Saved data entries
━━━━━━━━━━━━━━━━

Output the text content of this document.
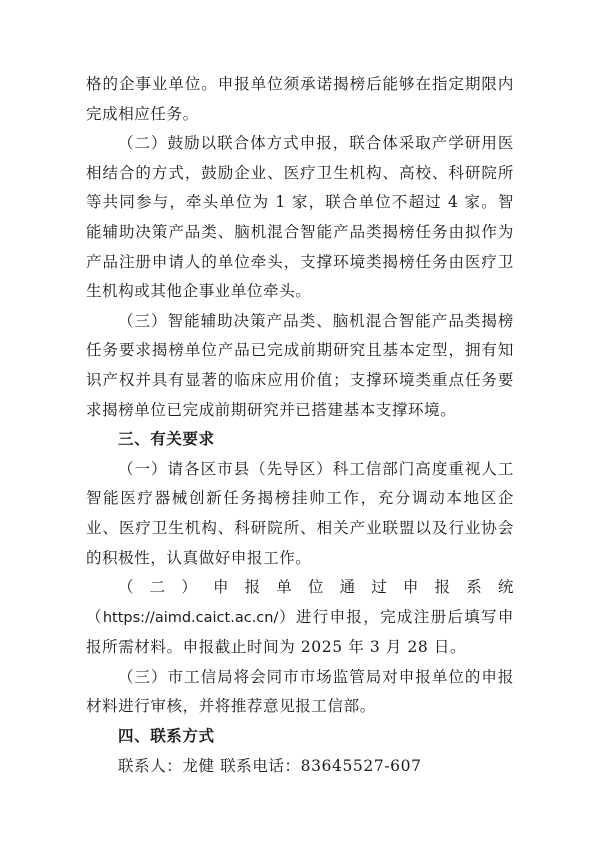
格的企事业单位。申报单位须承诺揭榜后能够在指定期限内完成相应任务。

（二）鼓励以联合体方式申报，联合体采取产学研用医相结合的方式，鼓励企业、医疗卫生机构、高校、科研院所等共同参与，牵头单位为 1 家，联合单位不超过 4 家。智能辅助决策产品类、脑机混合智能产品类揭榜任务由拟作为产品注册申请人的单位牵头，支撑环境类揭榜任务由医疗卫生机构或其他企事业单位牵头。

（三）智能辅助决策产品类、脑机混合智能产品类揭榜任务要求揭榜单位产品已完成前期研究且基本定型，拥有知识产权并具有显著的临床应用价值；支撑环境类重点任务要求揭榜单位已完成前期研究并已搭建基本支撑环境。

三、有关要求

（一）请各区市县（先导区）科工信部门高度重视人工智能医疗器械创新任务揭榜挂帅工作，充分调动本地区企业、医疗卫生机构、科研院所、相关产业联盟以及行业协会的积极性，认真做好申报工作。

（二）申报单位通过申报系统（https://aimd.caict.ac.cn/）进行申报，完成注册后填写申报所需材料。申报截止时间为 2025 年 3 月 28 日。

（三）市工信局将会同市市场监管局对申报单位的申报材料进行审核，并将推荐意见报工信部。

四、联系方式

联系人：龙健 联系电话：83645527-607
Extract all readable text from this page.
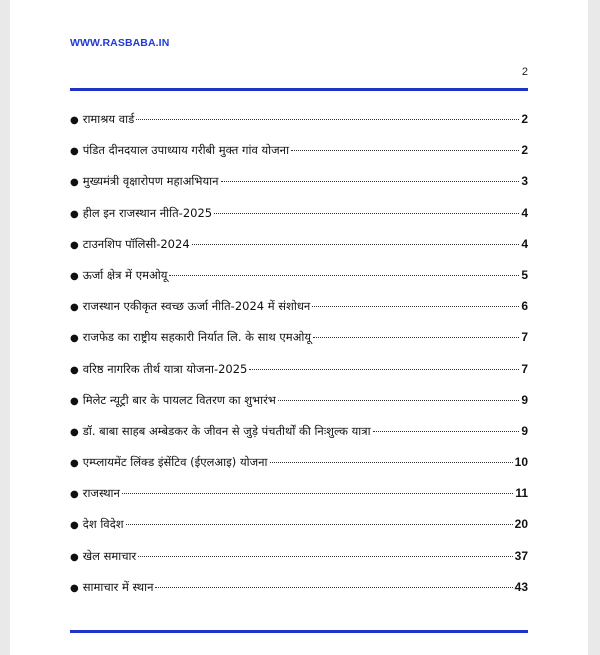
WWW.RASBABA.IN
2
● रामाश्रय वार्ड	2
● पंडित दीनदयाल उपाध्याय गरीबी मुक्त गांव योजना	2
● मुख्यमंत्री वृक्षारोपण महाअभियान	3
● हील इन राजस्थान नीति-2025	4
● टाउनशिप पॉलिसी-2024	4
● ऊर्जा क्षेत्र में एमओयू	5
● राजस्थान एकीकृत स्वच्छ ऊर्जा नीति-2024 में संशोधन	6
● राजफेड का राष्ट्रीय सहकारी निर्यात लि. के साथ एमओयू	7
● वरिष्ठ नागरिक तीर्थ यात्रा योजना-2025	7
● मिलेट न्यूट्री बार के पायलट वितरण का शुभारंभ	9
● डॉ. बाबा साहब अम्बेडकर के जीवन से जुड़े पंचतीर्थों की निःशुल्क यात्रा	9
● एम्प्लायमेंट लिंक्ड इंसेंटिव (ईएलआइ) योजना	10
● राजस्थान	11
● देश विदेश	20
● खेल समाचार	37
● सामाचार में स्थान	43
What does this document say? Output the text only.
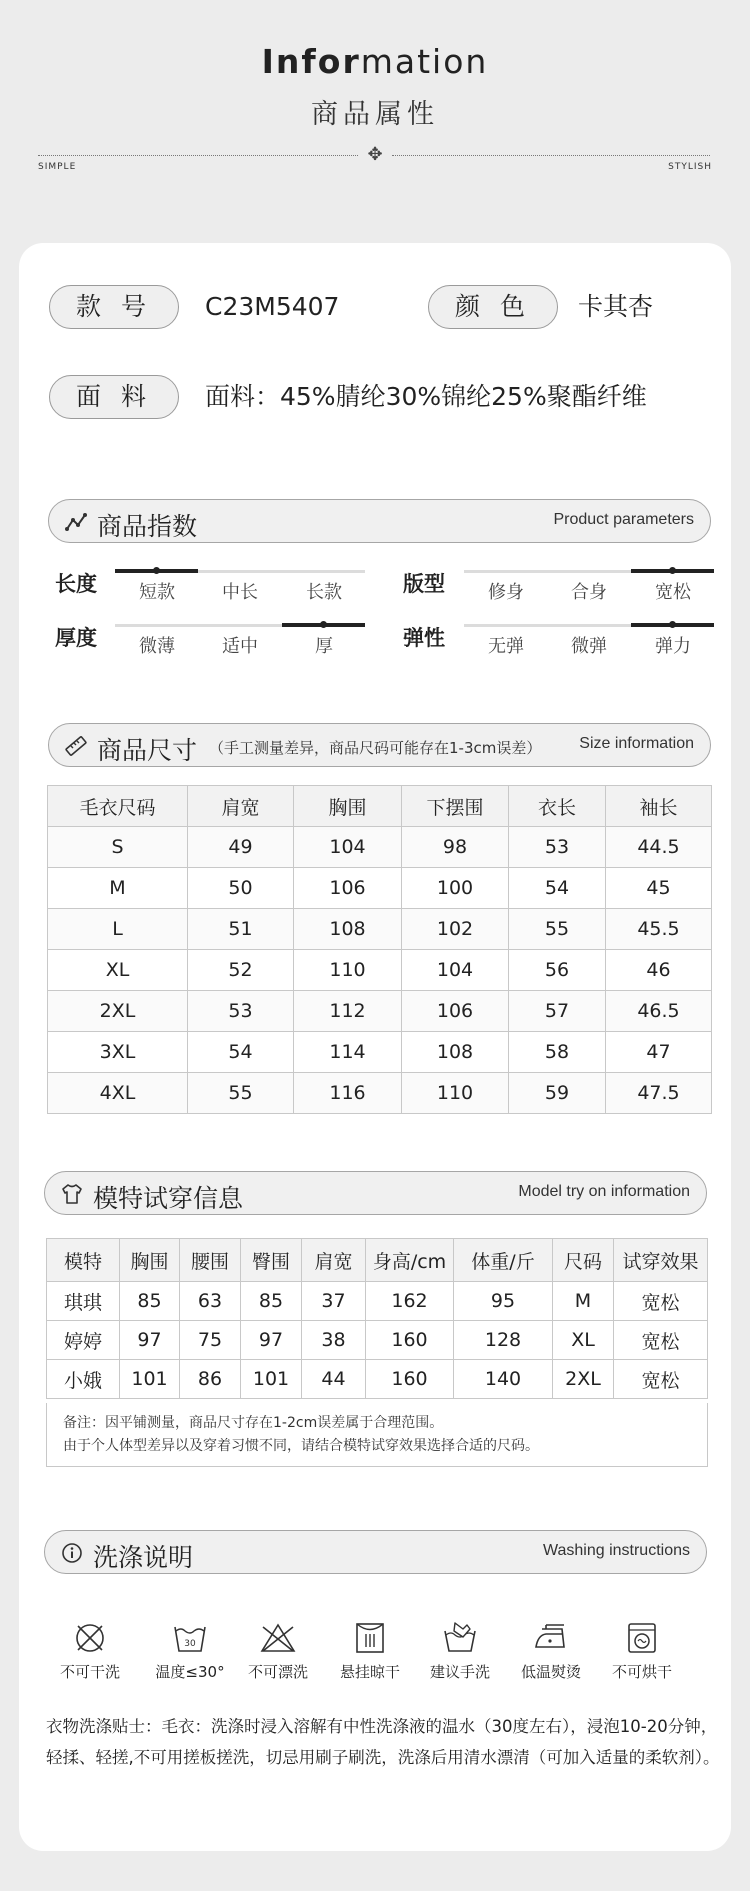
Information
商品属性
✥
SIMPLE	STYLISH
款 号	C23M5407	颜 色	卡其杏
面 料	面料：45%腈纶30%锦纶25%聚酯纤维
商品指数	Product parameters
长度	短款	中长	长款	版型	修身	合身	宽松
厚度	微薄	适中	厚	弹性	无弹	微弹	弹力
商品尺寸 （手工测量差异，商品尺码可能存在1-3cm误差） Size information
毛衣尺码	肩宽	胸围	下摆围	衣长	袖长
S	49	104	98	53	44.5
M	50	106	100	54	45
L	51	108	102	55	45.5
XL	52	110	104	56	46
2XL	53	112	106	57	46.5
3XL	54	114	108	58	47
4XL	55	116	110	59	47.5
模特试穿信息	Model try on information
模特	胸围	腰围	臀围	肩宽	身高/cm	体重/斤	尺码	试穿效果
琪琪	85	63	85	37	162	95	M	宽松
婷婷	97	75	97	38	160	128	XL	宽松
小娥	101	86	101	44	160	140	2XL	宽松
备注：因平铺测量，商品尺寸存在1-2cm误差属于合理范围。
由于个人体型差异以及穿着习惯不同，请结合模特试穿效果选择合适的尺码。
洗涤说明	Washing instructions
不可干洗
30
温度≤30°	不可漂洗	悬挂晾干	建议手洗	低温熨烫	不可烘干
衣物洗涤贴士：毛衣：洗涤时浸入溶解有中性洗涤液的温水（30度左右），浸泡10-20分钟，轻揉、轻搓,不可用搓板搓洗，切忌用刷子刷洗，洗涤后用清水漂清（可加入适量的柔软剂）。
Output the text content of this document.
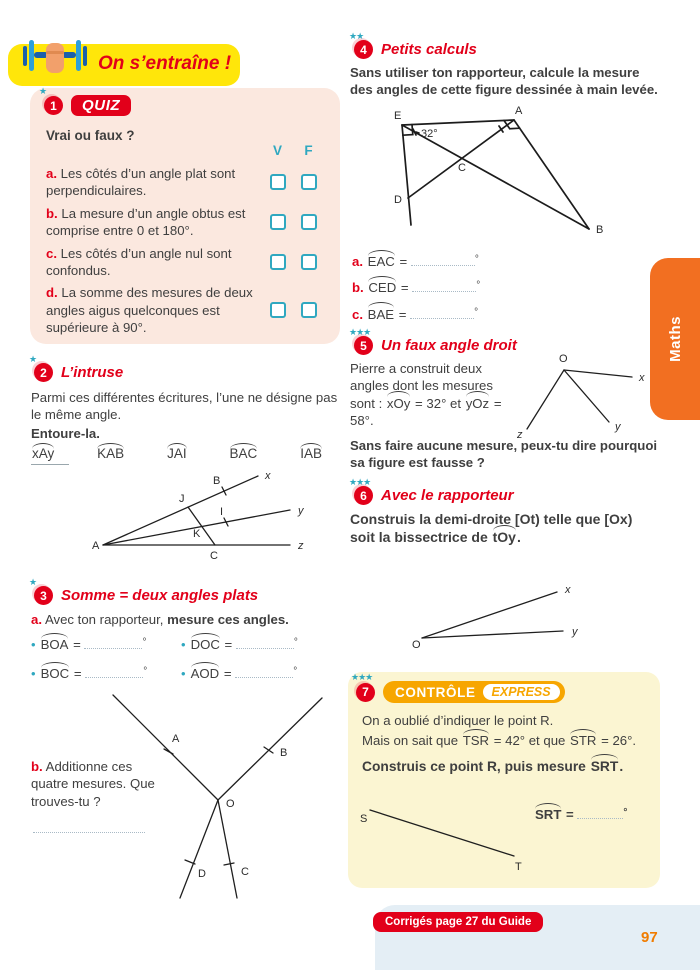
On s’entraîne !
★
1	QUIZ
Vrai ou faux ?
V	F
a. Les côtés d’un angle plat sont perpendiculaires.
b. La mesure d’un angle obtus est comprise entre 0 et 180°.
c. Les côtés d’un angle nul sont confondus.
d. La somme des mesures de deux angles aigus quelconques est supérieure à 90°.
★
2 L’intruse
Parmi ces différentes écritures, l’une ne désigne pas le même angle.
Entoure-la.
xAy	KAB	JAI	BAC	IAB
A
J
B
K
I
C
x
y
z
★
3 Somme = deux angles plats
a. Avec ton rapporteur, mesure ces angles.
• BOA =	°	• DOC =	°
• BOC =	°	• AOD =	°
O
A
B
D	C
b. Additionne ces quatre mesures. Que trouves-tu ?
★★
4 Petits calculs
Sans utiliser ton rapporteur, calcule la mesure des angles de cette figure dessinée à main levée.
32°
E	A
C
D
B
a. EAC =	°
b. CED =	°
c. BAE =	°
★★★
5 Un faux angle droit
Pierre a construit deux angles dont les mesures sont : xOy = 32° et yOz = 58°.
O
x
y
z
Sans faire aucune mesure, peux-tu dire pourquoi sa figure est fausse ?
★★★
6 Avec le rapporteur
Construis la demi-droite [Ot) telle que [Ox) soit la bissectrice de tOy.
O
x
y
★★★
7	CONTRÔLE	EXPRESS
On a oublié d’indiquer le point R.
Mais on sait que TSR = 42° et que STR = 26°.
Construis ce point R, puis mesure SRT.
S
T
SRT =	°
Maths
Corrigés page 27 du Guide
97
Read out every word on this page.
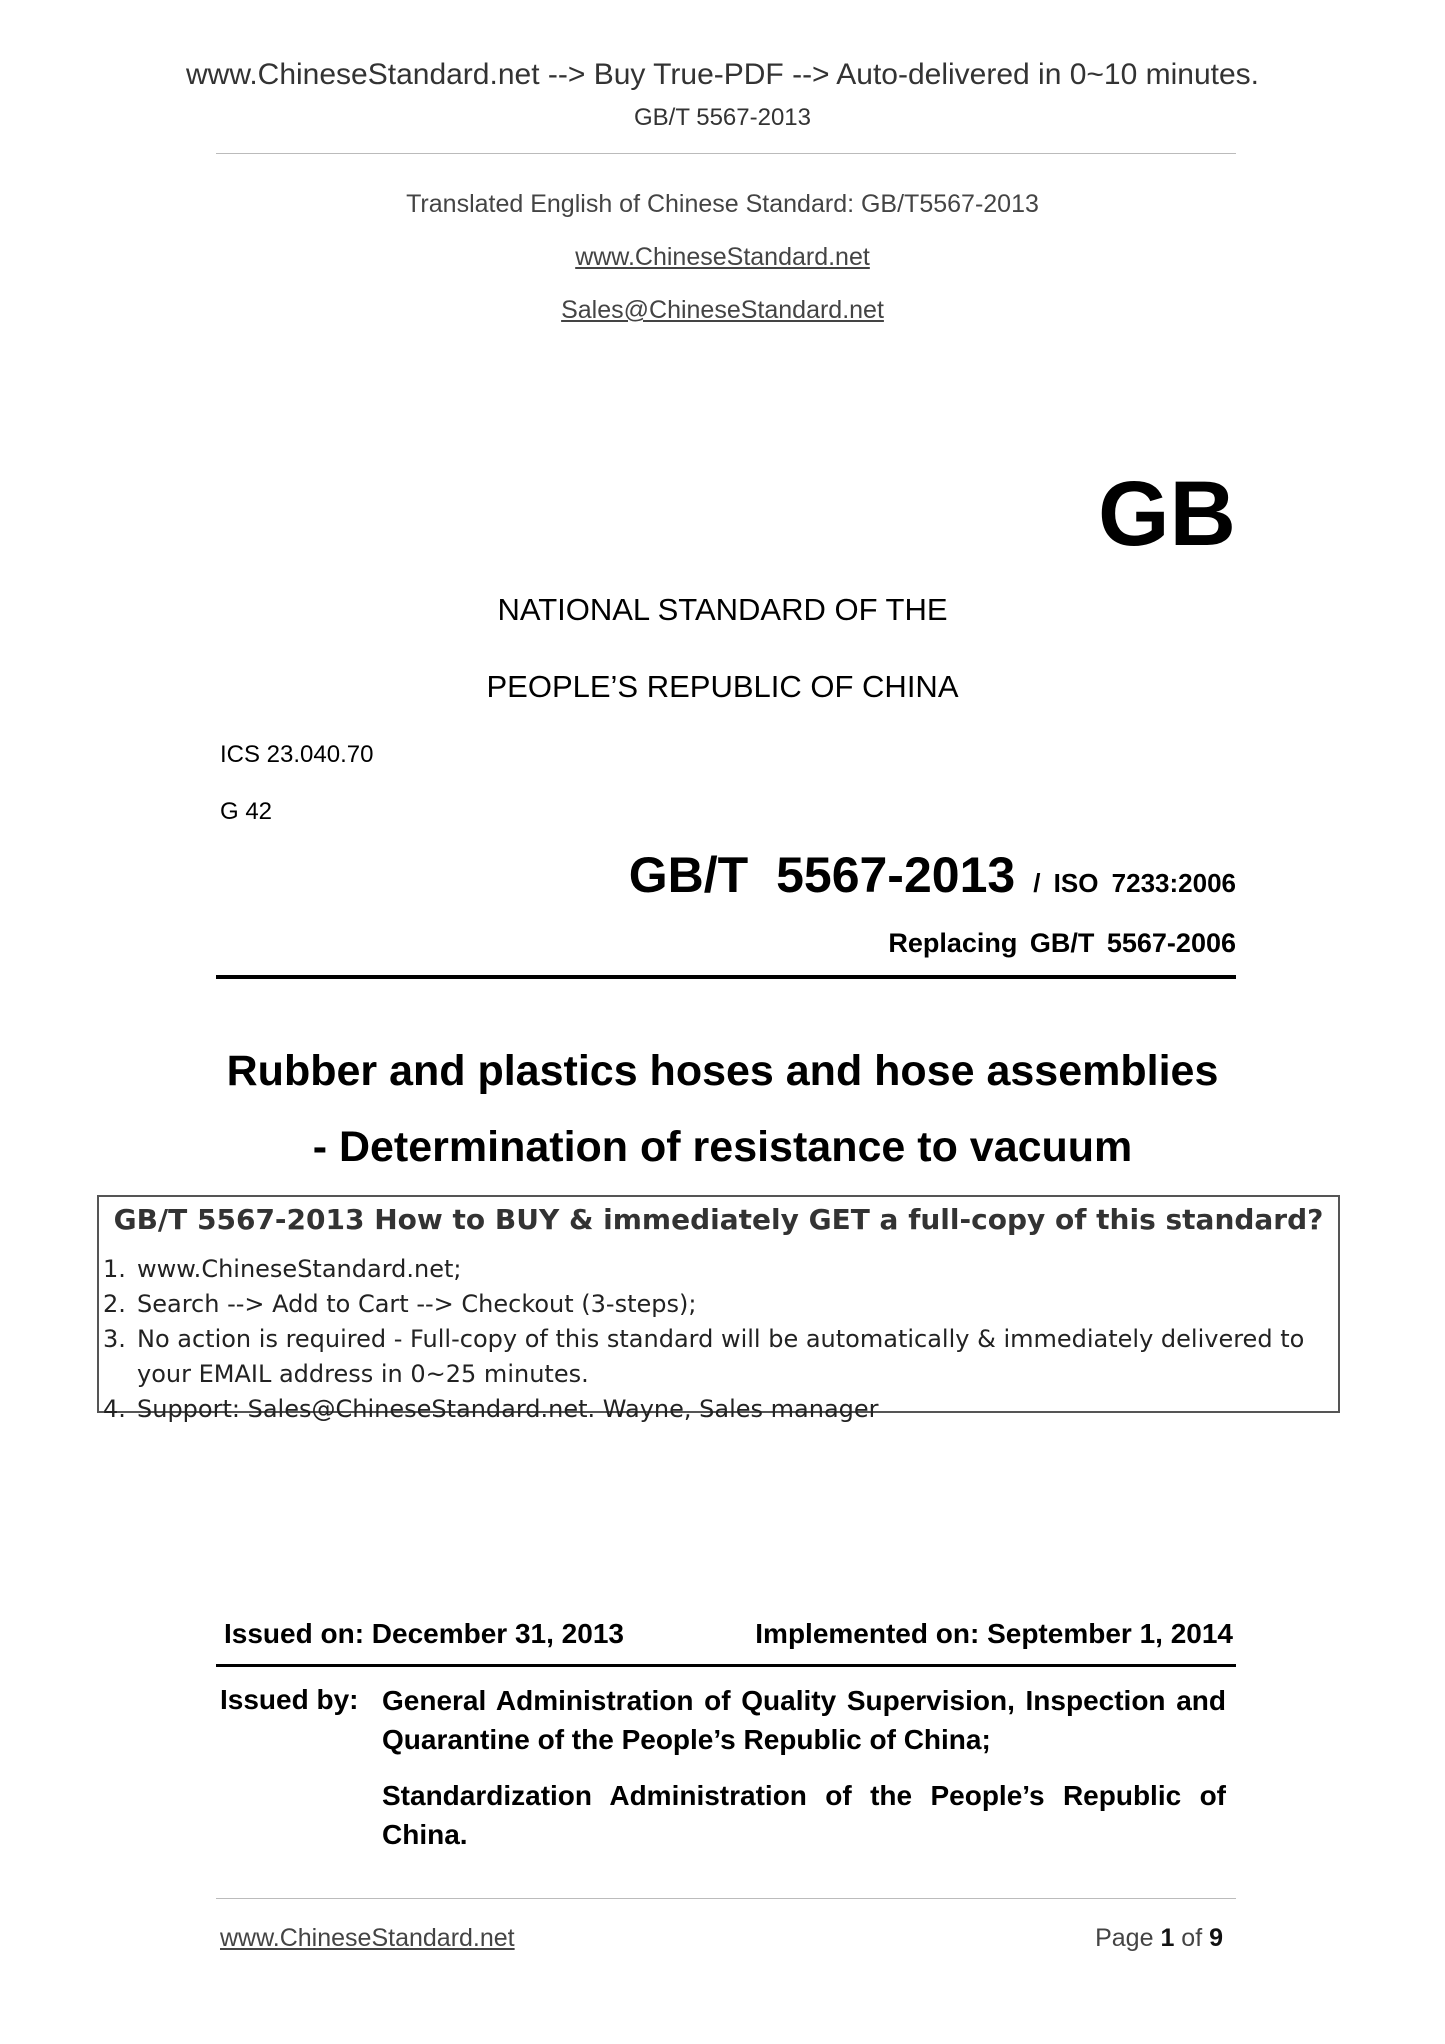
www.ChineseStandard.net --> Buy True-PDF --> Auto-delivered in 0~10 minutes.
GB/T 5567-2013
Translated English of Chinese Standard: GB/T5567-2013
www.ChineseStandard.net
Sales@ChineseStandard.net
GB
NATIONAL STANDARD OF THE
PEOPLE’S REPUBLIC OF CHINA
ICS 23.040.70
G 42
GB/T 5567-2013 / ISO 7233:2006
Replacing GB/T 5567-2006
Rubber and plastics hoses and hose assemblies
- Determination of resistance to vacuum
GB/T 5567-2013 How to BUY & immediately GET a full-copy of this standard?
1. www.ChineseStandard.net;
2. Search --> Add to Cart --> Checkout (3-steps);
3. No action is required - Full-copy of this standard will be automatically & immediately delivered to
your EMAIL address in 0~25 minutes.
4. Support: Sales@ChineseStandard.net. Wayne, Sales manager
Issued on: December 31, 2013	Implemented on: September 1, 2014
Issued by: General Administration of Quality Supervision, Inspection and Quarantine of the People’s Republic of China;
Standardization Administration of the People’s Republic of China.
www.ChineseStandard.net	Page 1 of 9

━━━━━━━━━━━━━━━━

▶ TASK OBJECTIVE: Print all of the entries word for word. Omit the pictures they contain.

▶ SOLUTION:
Output the text content of this document.
格的企事业单位。申报单位须承诺揭榜后能够在指定期限内完成相应任务。

（二）鼓励以联合体方式申报，联合体采取产学研用医相结合的方式，鼓励企业、医疗卫生机构、高校、科研院所等共同参与，牵头单位为 1 家，联合单位不超过 4 家。智能辅助决策产品类、脑机混合智能产品类揭榜任务由拟作为产品注册申请人的单位牵头，支撑环境类揭榜任务由医疗卫生机构或其他企事业单位牵头。

（三）智能辅助决策产品类、脑机混合智能产品类揭榜任务要求揭榜单位产品已完成前期研究且基本定型，拥有知识产权并具有显著的临床应用价值；支撑环境类重点任务要求揭榜单位已完成前期研究并已搭建基本支撑环境。

三、有关要求

（一）请各区市县（先导区）科工信部门高度重视人工智能医疗器械创新任务揭榜挂帅工作，充分调动本地区企业、医疗卫生机构、科研院所、相关产业联盟以及行业协会的积极性，认真做好申报工作。

（二）申报单位通过申报系统（https://aimd.caict.ac.cn/）进行申报，完成注册后填写申报所需材料。申报截止时间为 2025 年 3 月 28 日。

（三）市工信局将会同市市场监管局对申报单位的申报材料进行审核，并将推荐意见报工信部。

四、联系方式

联系人：龙健 联系电话：83645527-607
Extract all readable text from this page.
WWW.RASBABA.IN
2
● रामाश्रय वार्ड	2
● पंडित दीनदयाल उपाध्याय गरीबी मुक्त गांव योजना	2
● मुख्यमंत्री वृक्षारोपण महाअभियान	3
● हील इन राजस्थान नीति-2025	4
● टाउनशिप पॉलिसी-2024	4
● ऊर्जा क्षेत्र में एमओयू	5
● राजस्थान एकीकृत स्वच्छ ऊर्जा नीति-2024 में संशोधन	6
● राजफेड का राष्ट्रीय सहकारी निर्यात लि. के साथ एमओयू	7
● वरिष्ठ नागरिक तीर्थ यात्रा योजना-2025	7
● मिलेट न्यूट्री बार के पायलट वितरण का शुभारंभ	9
● डॉ. बाबा साहब अम्बेडकर के जीवन से जुड़े पंचतीर्थों की निःशुल्क यात्रा	9
● एम्प्लायमेंट लिंक्ड इंसेंटिव (ईएलआइ) योजना	10
● राजस्थान	11
● देश विदेश	20
● खेल समाचार	37
● सामाचार में स्थान	43
What does this document say? Output the text only.
Information
商品属性
✥
SIMPLE	STYLISH
款 号	C23M5407	颜 色	卡其杏
面 料	面料：45%腈纶30%锦纶25%聚酯纤维
商品指数	Product parameters
长度	短款	中长	长款	版型	修身	合身	宽松
厚度	微薄	适中	厚	弹性	无弹	微弹	弹力
商品尺寸 （手工测量差异，商品尺码可能存在1-3cm误差） Size information
毛衣尺码	肩宽	胸围	下摆围	衣长	袖长
S	49	104	98	53	44.5
M	50	106	100	54	45
L	51	108	102	55	45.5
XL	52	110	104	56	46
2XL	53	112	106	57	46.5
3XL	54	114	108	58	47
4XL	55	116	110	59	47.5
模特试穿信息	Model try on information
模特	胸围	腰围	臀围	肩宽	身高/cm	体重/斤	尺码	试穿效果
琪琪	85	63	85	37	162	95	M	宽松
婷婷	97	75	97	38	160	128	XL	宽松
小娥	101	86	101	44	160	140	2XL	宽松
备注：因平铺测量，商品尺寸存在1-2cm误差属于合理范围。
由于个人体型差异以及穿着习惯不同，请结合模特试穿效果选择合适的尺码。
洗涤说明	Washing instructions
不可干洗
30
温度≤30°	不可漂洗	悬挂晾干	建议手洗	低温熨烫	不可烘干
衣物洗涤贴士：毛衣：洗涤时浸入溶解有中性洗涤液的温水（30度左右），浸泡10-20分钟，轻揉、轻搓,不可用搓板搓洗，切忌用刷子刷洗，洗涤后用清水漂清（可加入适量的柔软剂）。
Output the text content of this document.
On s’entraîne !
★
1	QUIZ
Vrai ou faux ?
V	F
a. Les côtés d’un angle plat sont perpendiculaires.
b. La mesure d’un angle obtus est comprise entre 0 et 180°.
c. Les côtés d’un angle nul sont confondus.
d. La somme des mesures de deux angles aigus quelconques est supérieure à 90°.
★
2 L’intruse
Parmi ces différentes écritures, l’une ne désigne pas le même angle.
Entoure-la.
xAy	KAB	JAI	BAC	IAB
A
J
B
K
I
C
x
y
z
★
3 Somme = deux angles plats
a. Avec ton rapporteur, mesure ces angles.
• BOA =	°	• DOC =	°
• BOC =	°	• AOD =	°
O
A
B
D	C
b. Additionne ces quatre mesures. Que trouves-tu ?
★★
4 Petits calculs
Sans utiliser ton rapporteur, calcule la mesure des angles de cette figure dessinée à main levée.
32°
E	A
C
D
B
a. EAC =	°
b. CED =	°
c. BAE =	°
★★★
5 Un faux angle droit
Pierre a construit deux angles dont les mesures sont : xOy = 32° et yOz = 58°.
O
x
y
z
Sans faire aucune mesure, peux-tu dire pourquoi sa figure est fausse ?
★★★
6 Avec le rapporteur
Construis la demi-droite [Ot) telle que [Ox) soit la bissectrice de tOy.
O
x
y
★★★
7	CONTRÔLE	EXPRESS
On a oublié d’indiquer le point R.
Mais on sait que TSR = 42° et que STR = 26°.
Construis ce point R, puis mesure SRT.
S
T
SRT =	°
Maths
Corrigés page 27 du Guide
97
Read out every word on this page.
www.ChineseStandard.net --> Buy True-PDF --> Auto-delivered in 0~10 minutes.
GB/T 5567-2013
Translated English of Chinese Standard: GB/T5567-2013
www.ChineseStandard.net
Sales@ChineseStandard.net
GB
NATIONAL STANDARD OF THE
PEOPLE’S REPUBLIC OF CHINA
ICS 23.040.70
G 42
GB/T 5567-2013 / ISO 7233:2006
Replacing GB/T 5567-2006
Rubber and plastics hoses and hose assemblies
- Determination of resistance to vacuum
GB/T 5567-2013 How to BUY & immediately GET a full-copy of this standard?
1. www.ChineseStandard.net;
2. Search --> Add to Cart --> Checkout (3-steps);
3. No action is required - Full-copy of this standard will be automatically & immediately delivered to
your EMAIL address in 0~25 minutes.
4. Support: Sales@ChineseStandard.net. Wayne, Sales manager
Issued on: December 31, 2013	Implemented on: September 1, 2014
Issued by: General Administration of Quality Supervision, Inspection and Quarantine of the People’s Republic of China;
Standardization Administration of the People’s Republic of China.
www.ChineseStandard.net	Page 1 of 9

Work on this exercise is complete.